[Figure collection entries]
--- START ---
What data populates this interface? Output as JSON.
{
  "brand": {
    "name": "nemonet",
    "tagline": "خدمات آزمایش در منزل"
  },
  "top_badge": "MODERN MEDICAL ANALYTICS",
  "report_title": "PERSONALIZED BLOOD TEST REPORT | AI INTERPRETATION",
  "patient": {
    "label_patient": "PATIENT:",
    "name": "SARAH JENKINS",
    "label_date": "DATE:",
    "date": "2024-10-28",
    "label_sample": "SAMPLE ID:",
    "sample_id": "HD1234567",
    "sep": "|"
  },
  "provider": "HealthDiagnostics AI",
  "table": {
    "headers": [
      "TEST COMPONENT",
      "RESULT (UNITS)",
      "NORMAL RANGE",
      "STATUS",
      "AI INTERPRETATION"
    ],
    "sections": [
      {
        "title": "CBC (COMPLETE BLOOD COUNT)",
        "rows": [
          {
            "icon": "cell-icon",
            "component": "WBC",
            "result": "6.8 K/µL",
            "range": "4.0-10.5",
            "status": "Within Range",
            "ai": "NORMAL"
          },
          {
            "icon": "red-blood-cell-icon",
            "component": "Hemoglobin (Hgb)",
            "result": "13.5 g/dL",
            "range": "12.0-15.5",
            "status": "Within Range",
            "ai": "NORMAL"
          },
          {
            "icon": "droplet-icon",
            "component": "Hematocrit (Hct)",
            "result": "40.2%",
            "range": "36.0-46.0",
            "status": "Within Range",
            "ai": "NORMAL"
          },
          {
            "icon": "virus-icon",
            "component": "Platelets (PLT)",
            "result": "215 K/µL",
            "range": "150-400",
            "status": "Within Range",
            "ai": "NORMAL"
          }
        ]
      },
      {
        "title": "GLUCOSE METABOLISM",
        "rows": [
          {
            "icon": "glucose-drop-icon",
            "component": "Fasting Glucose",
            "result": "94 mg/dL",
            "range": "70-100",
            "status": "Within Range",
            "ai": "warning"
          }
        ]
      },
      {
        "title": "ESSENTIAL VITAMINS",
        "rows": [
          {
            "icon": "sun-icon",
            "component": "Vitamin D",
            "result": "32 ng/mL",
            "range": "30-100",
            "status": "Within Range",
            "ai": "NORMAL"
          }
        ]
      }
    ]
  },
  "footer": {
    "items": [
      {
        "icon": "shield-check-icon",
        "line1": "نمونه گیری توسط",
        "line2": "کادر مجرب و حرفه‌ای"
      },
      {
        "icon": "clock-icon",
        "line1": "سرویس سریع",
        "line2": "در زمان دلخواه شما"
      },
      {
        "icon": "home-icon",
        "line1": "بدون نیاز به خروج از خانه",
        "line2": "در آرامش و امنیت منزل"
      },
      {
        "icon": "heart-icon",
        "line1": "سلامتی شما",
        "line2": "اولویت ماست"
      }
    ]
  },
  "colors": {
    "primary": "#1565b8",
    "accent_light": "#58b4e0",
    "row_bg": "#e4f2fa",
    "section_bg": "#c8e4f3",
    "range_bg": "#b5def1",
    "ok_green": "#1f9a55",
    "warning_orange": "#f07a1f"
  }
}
--- END ---
In the records, locate each line holding the string "TEST" and copy it.

■ Task answer ■
  "report_title": "PERSONALIZED BLOOD TEST REPORT | AI INTERPRETATION",
      "TEST COMPONENT",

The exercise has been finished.